## Data excerpts
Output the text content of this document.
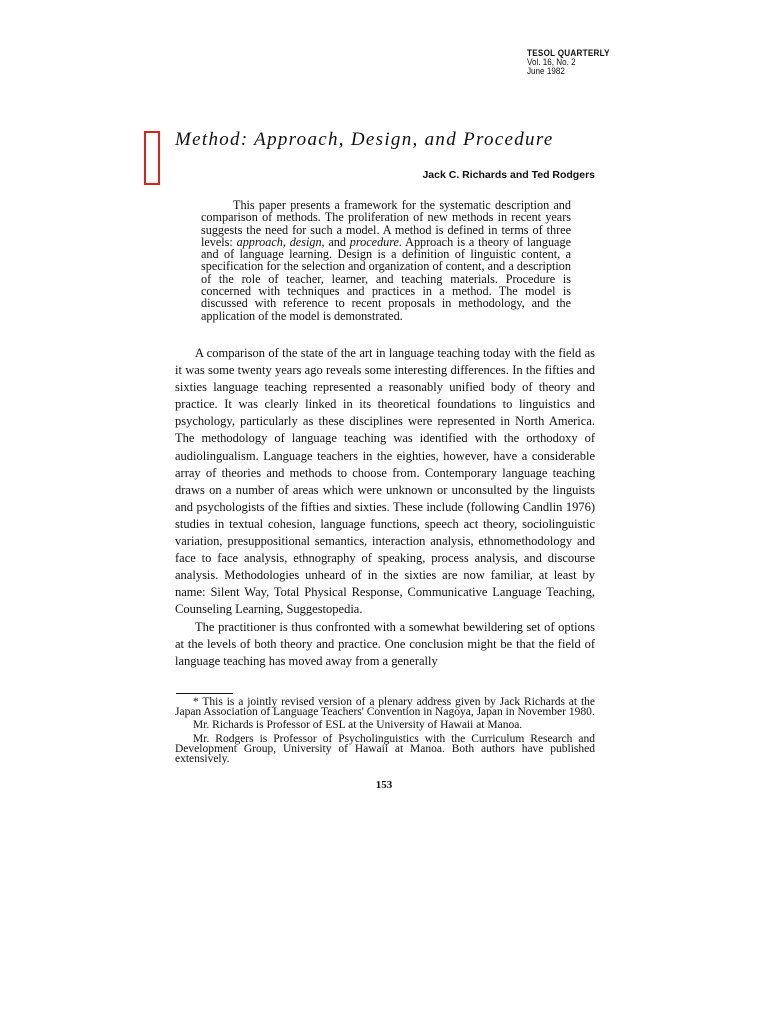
TESOL QUARTERLY
Vol. 16, No. 2
June 1982
Method: Approach, Design, and Procedure
Jack C. Richards and Ted Rodgers

This paper presents a framework for the systematic description and comparison of methods. The proliferation of new methods in recent years suggests the need for such a model. A method is defined in terms of three levels: approach, design, and procedure. Approach is a theory of language and of language learning. Design is a definition of linguistic content, a specification for the selection and organization of content, and a description of the role of teacher, learner, and teaching materials. Procedure is concerned with techniques and practices in a method. The model is discussed with reference to recent proposals in methodology, and the application of the model is demonstrated.

A comparison of the state of the art in language teaching today with the field as it was some twenty years ago reveals some interesting differences. In the fifties and sixties language teaching represented a reasonably unified body of theory and practice. It was clearly linked in its theoretical foundations to linguistics and psychology, particularly as these disciplines were represented in North America. The methodology of language teaching was identified with the orthodoxy of audiolingualism. Language teachers in the eighties, however, have a considerable array of theories and methods to choose from. Contemporary language teaching draws on a number of areas which were unknown or unconsulted by the linguists and psychologists of the fifties and sixties. These include (following Candlin 1976) studies in textual cohesion, language functions, speech act theory, sociolinguistic variation, presuppositional semantics, interaction analysis, ethnomethodology and face to face analysis, ethnography of speaking, process analysis, and discourse analysis. Methodologies unheard of in the sixties are now familiar, at least by name: Silent Way, Total Physical Response, Communicative Language Teaching, Counseling Learning, Suggestopedia.

The practitioner is thus confronted with a somewhat bewildering set of options at the levels of both theory and practice. One conclusion might be that the field of language teaching has moved away from a generally

* This is a jointly revised version of a plenary address given by Jack Richards at the Japan Association of Language Teachers' Convention in Nagoya, Japan in November 1980.

Mr. Richards is Professor of ESL at the University of Hawaii at Manoa.

Mr. Rodgers is Professor of Psycholinguistics with the Curriculum Research and Development Group, University of Hawaii at Manoa. Both authors have published extensively.

153
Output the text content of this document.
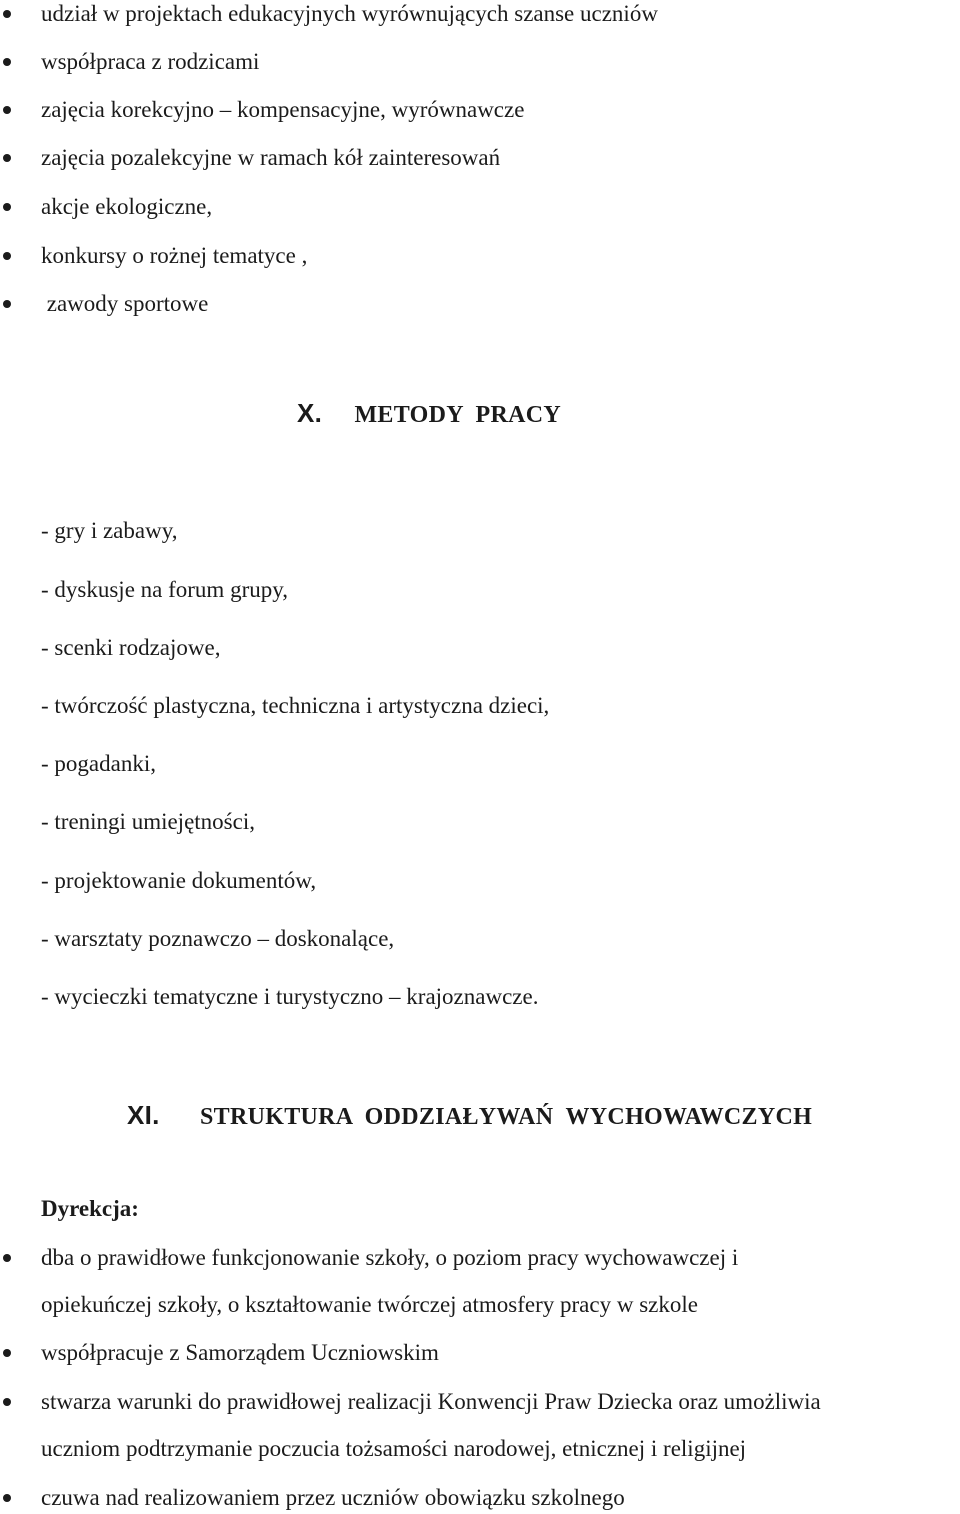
udział w projektach edukacyjnych wyrównujących szanse uczniów
współpraca z rodzicami
zajęcia korekcyjno – kompensacyjne, wyrównawcze
zajęcia pozalekcyjne w ramach kół zainteresowań
akcje ekologiczne,
konkursy o rożnej tematyce ,
zawody sportowe
X. METODY  PRACY
- gry i zabawy,
- dyskusje na forum grupy,
- scenki rodzajowe,
- twórczość plastyczna, techniczna i artystyczna dzieci,
- pogadanki,
- treningi umiejętności,
- projektowanie dokumentów,
- warsztaty poznawczo – doskonalące,
- wycieczki tematyczne i turystyczno – krajoznawcze.
XI. STRUKTURA  ODDZIAŁYWAŃ  WYCHOWAWCZYCH
Dyrekcja:
dba o prawidłowe funkcjonowanie szkoły, o poziom pracy wychowawczej i
opiekuńczej szkoły, o kształtowanie twórczej atmosfery pracy w szkole
współpracuje z Samorządem Uczniowskim
stwarza warunki do prawidłowej realizacji Konwencji Praw Dziecka oraz umożliwia
uczniom podtrzymanie poczucia tożsamości narodowej, etnicznej i religijnej
czuwa nad realizowaniem przez uczniów obowiązku szkolnego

## DIRECTIONS FOR THIS TASK
Print every record above exactly as written, leaving out the pictures.

## COMPLETE OUTPUT
Output the text content of this document.
TESOL QUARTERLY
Vol. 16, No. 2
June 1982
Method: Approach, Design, and Procedure
Jack C. Richards and Ted Rodgers

This paper presents a framework for the systematic description and comparison of methods. The proliferation of new methods in recent years suggests the need for such a model. A method is defined in terms of three levels: approach, design, and procedure. Approach is a theory of language and of language learning. Design is a definition of linguistic content, a specification for the selection and organization of content, and a description of the role of teacher, learner, and teaching materials. Procedure is concerned with techniques and practices in a method. The model is discussed with reference to recent proposals in methodology, and the application of the model is demonstrated.

A comparison of the state of the art in language teaching today with the field as it was some twenty years ago reveals some interesting differences. In the fifties and sixties language teaching represented a reasonably unified body of theory and practice. It was clearly linked in its theoretical foundations to linguistics and psychology, particularly as these disciplines were represented in North America. The methodology of language teaching was identified with the orthodoxy of audiolingualism. Language teachers in the eighties, however, have a considerable array of theories and methods to choose from. Contemporary language teaching draws on a number of areas which were unknown or unconsulted by the linguists and psychologists of the fifties and sixties. These include (following Candlin 1976) studies in textual cohesion, language functions, speech act theory, sociolinguistic variation, presuppositional semantics, interaction analysis, ethnomethodology and face to face analysis, ethnography of speaking, process analysis, and discourse analysis. Methodologies unheard of in the sixties are now familiar, at least by name: Silent Way, Total Physical Response, Communicative Language Teaching, Counseling Learning, Suggestopedia.

The practitioner is thus confronted with a somewhat bewildering set of options at the levels of both theory and practice. One conclusion might be that the field of language teaching has moved away from a generally

* This is a jointly revised version of a plenary address given by Jack Richards at the Japan Association of Language Teachers' Convention in Nagoya, Japan in November 1980.

Mr. Richards is Professor of ESL at the University of Hawaii at Manoa.

Mr. Rodgers is Professor of Psycholinguistics with the Curriculum Research and Development Group, University of Hawaii at Manoa. Both authors have published extensively.

153
Output the text content of this document.
udział w projektach edukacyjnych wyrównujących szanse uczniów
współpraca z rodzicami
zajęcia korekcyjno – kompensacyjne, wyrównawcze
zajęcia pozalekcyjne w ramach kół zainteresowań
akcje ekologiczne,
konkursy o rożnej tematyce ,
zawody sportowe
X. METODY  PRACY
- gry i zabawy,
- dyskusje na forum grupy,
- scenki rodzajowe,
- twórczość plastyczna, techniczna i artystyczna dzieci,
- pogadanki,
- treningi umiejętności,
- projektowanie dokumentów,
- warsztaty poznawczo – doskonalące,
- wycieczki tematyczne i turystyczno – krajoznawcze.
XI. STRUKTURA  ODDZIAŁYWAŃ  WYCHOWAWCZYCH
Dyrekcja:
dba o prawidłowe funkcjonowanie szkoły, o poziom pracy wychowawczej i
opiekuńczej szkoły, o kształtowanie twórczej atmosfery pracy w szkole
współpracuje z Samorządem Uczniowskim
stwarza warunki do prawidłowej realizacji Konwencji Praw Dziecka oraz umożliwia
uczniom podtrzymanie poczucia tożsamości narodowej, etnicznej i religijnej
czuwa nad realizowaniem przez uczniów obowiązku szkolnego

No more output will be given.